__WHAT NEEDS TO BE DONE__
Give a verbatim copy of the data, leaving the pictures out.

__SUPPLIED MATERIAL__
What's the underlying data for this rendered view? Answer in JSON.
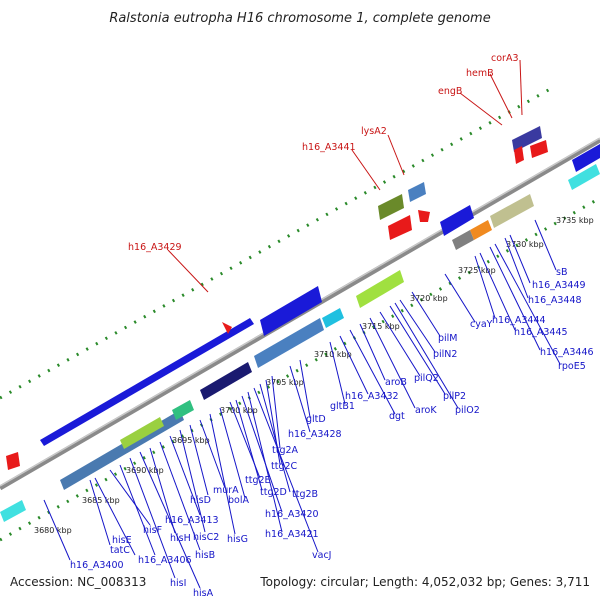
{
  "title": "Ralstonia eutropha H16 chromosome 1, complete genome",
  "footer": {
    "accession": "Accession: NC_008313",
    "stats": "Topology: circular; Length: 4,052,032 bp; Genes: 3,711"
  },
  "colors": {
    "backbone": "#8a8a8a",
    "ticks": "#2a8a2a",
    "blue_gene": "#1a1ad8",
    "red_gene": "#e81a1a",
    "blue_label": "#1515c8",
    "red_label": "#c81515"
  },
  "scale_ticks": [
    "3680 kbp",
    "3685 kbp",
    "3690 kbp",
    "3695 kbp",
    "3700 kbp",
    "3705 kbp",
    "3710 kbp",
    "3715 kbp",
    "3720 kbp",
    "3725 kbp",
    "3730 kbp",
    "3735 kbp"
  ],
  "blue_labels": [
    "h16_A3400",
    "tatC",
    "hisE",
    "hisF",
    "h16_A3406",
    "hisI",
    "hisA",
    "hisH",
    "hisB",
    "h16_A3413",
    "hisC2",
    "hisD",
    "murA",
    "hisG",
    "bolA",
    "ttg2E",
    "ttg2D",
    "h16_A3420",
    "h16_A3421",
    "vacJ",
    "ttg2B",
    "ttg2C",
    "ttg2A",
    "h16_A3428",
    "gltD",
    "gltB1",
    "h16_A3432",
    "dgt",
    "aroB",
    "aroK",
    "pilQ2",
    "pilP2",
    "pilO2",
    "pilN2",
    "pilM",
    "cyaY",
    "h16_A3444",
    "h16_A3445",
    "h16_A3446",
    "rpoE5",
    "h16_A3448",
    "h16_A3449",
    "sB"
  ],
  "red_labels": [
    "h16_A3429",
    "h16_A3441",
    "lysA2",
    "engB",
    "hemB",
    "corA3"
  ]
}
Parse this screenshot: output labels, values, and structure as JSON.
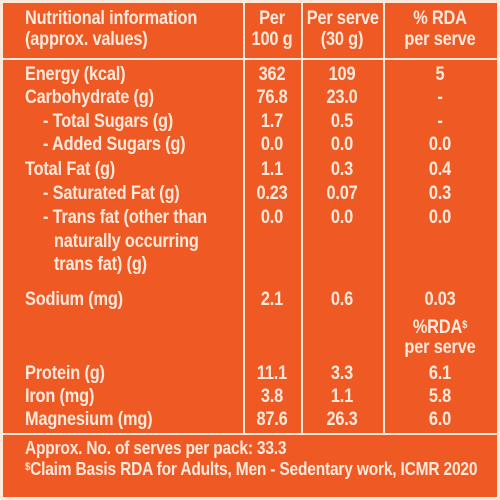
{
  "header": {
    "col1_line1": "Nutritional information",
    "col1_line2": "(approx. values)",
    "col2_line1": "Per",
    "col2_line2": "100 g",
    "col3_line1": "Per serve",
    "col3_line2": "(30 g)",
    "col4_line1": "% RDA",
    "col4_line2": "per serve"
  },
  "rows": [
    {
      "label": "Energy (kcal)",
      "per100": "362",
      "perServe": "109",
      "rda": "5"
    },
    {
      "label": "Carbohydrate (g)",
      "per100": "76.8",
      "perServe": "23.0",
      "rda": "-"
    },
    {
      "label": "- Total Sugars (g)",
      "per100": "1.7",
      "perServe": "0.5",
      "rda": "-"
    },
    {
      "label": "- Added Sugars (g)",
      "per100": "0.0",
      "perServe": "0.0",
      "rda": "0.0"
    },
    {
      "label": "Total Fat (g)",
      "per100": "1.1",
      "perServe": "0.3",
      "rda": "0.4"
    },
    {
      "label": "- Saturated Fat (g)",
      "per100": "0.23",
      "perServe": "0.07",
      "rda": "0.3"
    },
    {
      "label": "- Trans fat (other than",
      "per100": "0.0",
      "perServe": "0.0",
      "rda": "0.0"
    },
    {
      "label": "naturally occurring",
      "per100": "",
      "perServe": "",
      "rda": ""
    },
    {
      "label": "trans fat) (g)",
      "per100": "",
      "perServe": "",
      "rda": ""
    },
    {
      "label": "Sodium (mg)",
      "per100": "2.1",
      "perServe": "0.6",
      "rda": "0.03"
    }
  ],
  "rda_subheader": {
    "line1": "%RDA",
    "sup": "$",
    "line2": "per serve"
  },
  "rows2": [
    {
      "label": "Protein (g)",
      "per100": "11.1",
      "perServe": "3.3",
      "rda": "6.1"
    },
    {
      "label": "Iron (mg)",
      "per100": "3.8",
      "perServe": "1.1",
      "rda": "5.8"
    },
    {
      "label": "Magnesium (mg)",
      "per100": "87.6",
      "perServe": "26.3",
      "rda": "6.0"
    }
  ],
  "footer": {
    "serves": "Approx. No. of serves per pack: 33.3",
    "claim_sup": "$",
    "claim": "Claim Basis RDA for Adults, Men - Sedentary work, ICMR 2020"
  },
  "colors": {
    "background": "#ef5a24",
    "text": "#fbe9dc"
  }
}
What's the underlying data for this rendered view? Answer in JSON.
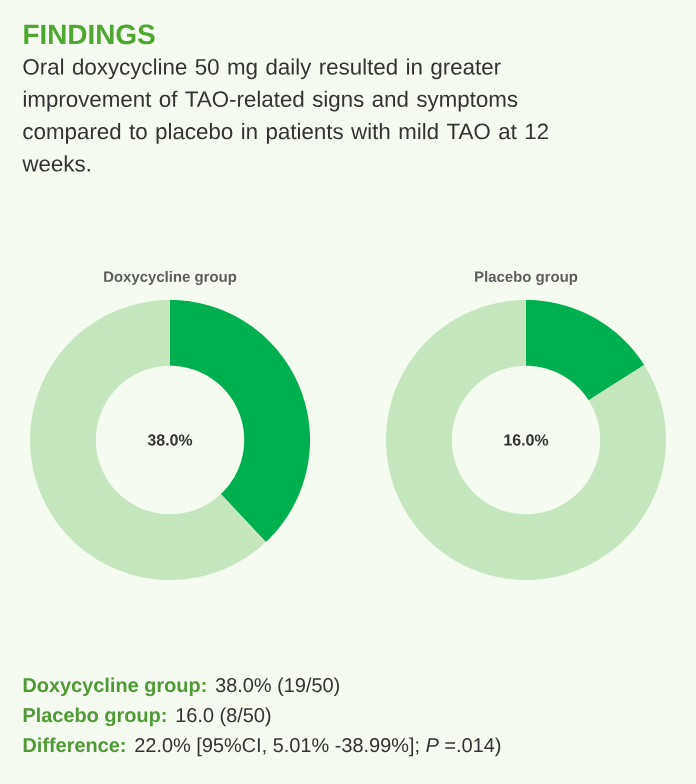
{
  "chart_data": [
    {
      "type": "other",
      "title": "FINDINGS",
      "subtitle": "Oral doxycycline 50 mg daily resulted in greater improvement of TAO-related signs and symptoms compared to placebo in patients with mild TAO at 12 weeks."
    },
    {
      "type": "donut",
      "title": "Doxycycline group",
      "categories": [
        null,
        null
      ],
      "values": [
        38,
        62
      ],
      "colors": [
        "#00b050",
        "#c5e6bf"
      ],
      "annotations": [
        "38.0%"
      ]
    },
    {
      "type": "donut",
      "title": "Placebo group",
      "categories": [
        null,
        null
      ],
      "values": [
        16,
        84
      ],
      "colors": [
        "#00b050",
        "#c5e6bf"
      ],
      "annotations": [
        "16.0%"
      ]
    },
    {
      "type": "other",
      "annotations": [
        "Doxycycline group:",
        "38.0% (19/50)",
        "Placebo group:",
        "16.0 (8/50)",
        "Difference:",
        "22.0% [95%CI, 5.01% -38.99%]; *P* =.014)"
      ]
    }
  ]
}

__COMPLETED EXERCISE__
What's the underlying data for this rendered view? Answer in JSON.
{
  "title": "Ralstonia eutropha H16 chromosome 1, complete genome",
  "footer": {
    "accession": "Accession: NC_008313",
    "stats": "Topology: circular; Length: 4,052,032 bp; Genes: 3,711"
  },
  "colors": {
    "backbone": "#8a8a8a",
    "ticks": "#2a8a2a",
    "blue_gene": "#1a1ad8",
    "red_gene": "#e81a1a",
    "blue_label": "#1515c8",
    "red_label": "#c81515"
  },
  "scale_ticks": [
    "3680 kbp",
    "3685 kbp",
    "3690 kbp",
    "3695 kbp",
    "3700 kbp",
    "3705 kbp",
    "3710 kbp",
    "3715 kbp",
    "3720 kbp",
    "3725 kbp",
    "3730 kbp",
    "3735 kbp"
  ],
  "blue_labels": [
    "h16_A3400",
    "tatC",
    "hisE",
    "hisF",
    "h16_A3406",
    "hisI",
    "hisA",
    "hisH",
    "hisB",
    "h16_A3413",
    "hisC2",
    "hisD",
    "murA",
    "hisG",
    "bolA",
    "ttg2E",
    "ttg2D",
    "h16_A3420",
    "h16_A3421",
    "vacJ",
    "ttg2B",
    "ttg2C",
    "ttg2A",
    "h16_A3428",
    "gltD",
    "gltB1",
    "h16_A3432",
    "dgt",
    "aroB",
    "aroK",
    "pilQ2",
    "pilP2",
    "pilO2",
    "pilN2",
    "pilM",
    "cyaY",
    "h16_A3444",
    "h16_A3445",
    "h16_A3446",
    "rpoE5",
    "h16_A3448",
    "h16_A3449",
    "sB"
  ],
  "red_labels": [
    "h16_A3429",
    "h16_A3441",
    "lysA2",
    "engB",
    "hemB",
    "corA3"
  ]
}
Parse this screenshot: output labels, values, and structure as JSON.
{
  "header": {
    "col1_line1": "Nutritional information",
    "col1_line2": "(approx. values)",
    "col2_line1": "Per",
    "col2_line2": "100 g",
    "col3_line1": "Per serve",
    "col3_line2": "(30 g)",
    "col4_line1": "% RDA",
    "col4_line2": "per serve"
  },
  "rows": [
    {
      "label": "Energy (kcal)",
      "per100": "362",
      "perServe": "109",
      "rda": "5"
    },
    {
      "label": "Carbohydrate (g)",
      "per100": "76.8",
      "perServe": "23.0",
      "rda": "-"
    },
    {
      "label": "- Total Sugars (g)",
      "per100": "1.7",
      "perServe": "0.5",
      "rda": "-"
    },
    {
      "label": "- Added Sugars (g)",
      "per100": "0.0",
      "perServe": "0.0",
      "rda": "0.0"
    },
    {
      "label": "Total Fat (g)",
      "per100": "1.1",
      "perServe": "0.3",
      "rda": "0.4"
    },
    {
      "label": "- Saturated Fat (g)",
      "per100": "0.23",
      "perServe": "0.07",
      "rda": "0.3"
    },
    {
      "label": "- Trans fat (other than",
      "per100": "0.0",
      "perServe": "0.0",
      "rda": "0.0"
    },
    {
      "label": "naturally occurring",
      "per100": "",
      "perServe": "",
      "rda": ""
    },
    {
      "label": "trans fat) (g)",
      "per100": "",
      "perServe": "",
      "rda": ""
    },
    {
      "label": "Sodium (mg)",
      "per100": "2.1",
      "perServe": "0.6",
      "rda": "0.03"
    }
  ],
  "rda_subheader": {
    "line1": "%RDA",
    "sup": "$",
    "line2": "per serve"
  },
  "rows2": [
    {
      "label": "Protein (g)",
      "per100": "11.1",
      "perServe": "3.3",
      "rda": "6.1"
    },
    {
      "label": "Iron (mg)",
      "per100": "3.8",
      "perServe": "1.1",
      "rda": "5.8"
    },
    {
      "label": "Magnesium (mg)",
      "per100": "87.6",
      "perServe": "26.3",
      "rda": "6.0"
    }
  ],
  "footer": {
    "serves": "Approx. No. of serves per pack: 33.3",
    "claim_sup": "$",
    "claim": "Claim Basis RDA for Adults, Men - Sedentary work, ICMR 2020"
  },
  "colors": {
    "background": "#ef5a24",
    "text": "#fbe9dc"
  }
}
What's the underlying data for this rendered view? Answer in JSON.
{
  "chart_data": [
    {
      "type": "other",
      "title": "FINDINGS",
      "subtitle": "Oral doxycycline 50 mg daily resulted in greater improvement of TAO-related signs and symptoms compared to placebo in patients with mild TAO at 12 weeks."
    },
    {
      "type": "donut",
      "title": "Doxycycline group",
      "categories": [
        null,
        null
      ],
      "values": [
        38,
        62
      ],
      "colors": [
        "#00b050",
        "#c5e6bf"
      ],
      "annotations": [
        "38.0%"
      ]
    },
    {
      "type": "donut",
      "title": "Placebo group",
      "categories": [
        null,
        null
      ],
      "values": [
        16,
        84
      ],
      "colors": [
        "#00b050",
        "#c5e6bf"
      ],
      "annotations": [
        "16.0%"
      ]
    },
    {
      "type": "other",
      "annotations": [
        "Doxycycline group:",
        "38.0% (19/50)",
        "Placebo group:",
        "16.0 (8/50)",
        "Difference:",
        "22.0% [95%CI, 5.01% -38.99%]; *P* =.014)"
      ]
    }
  ]
}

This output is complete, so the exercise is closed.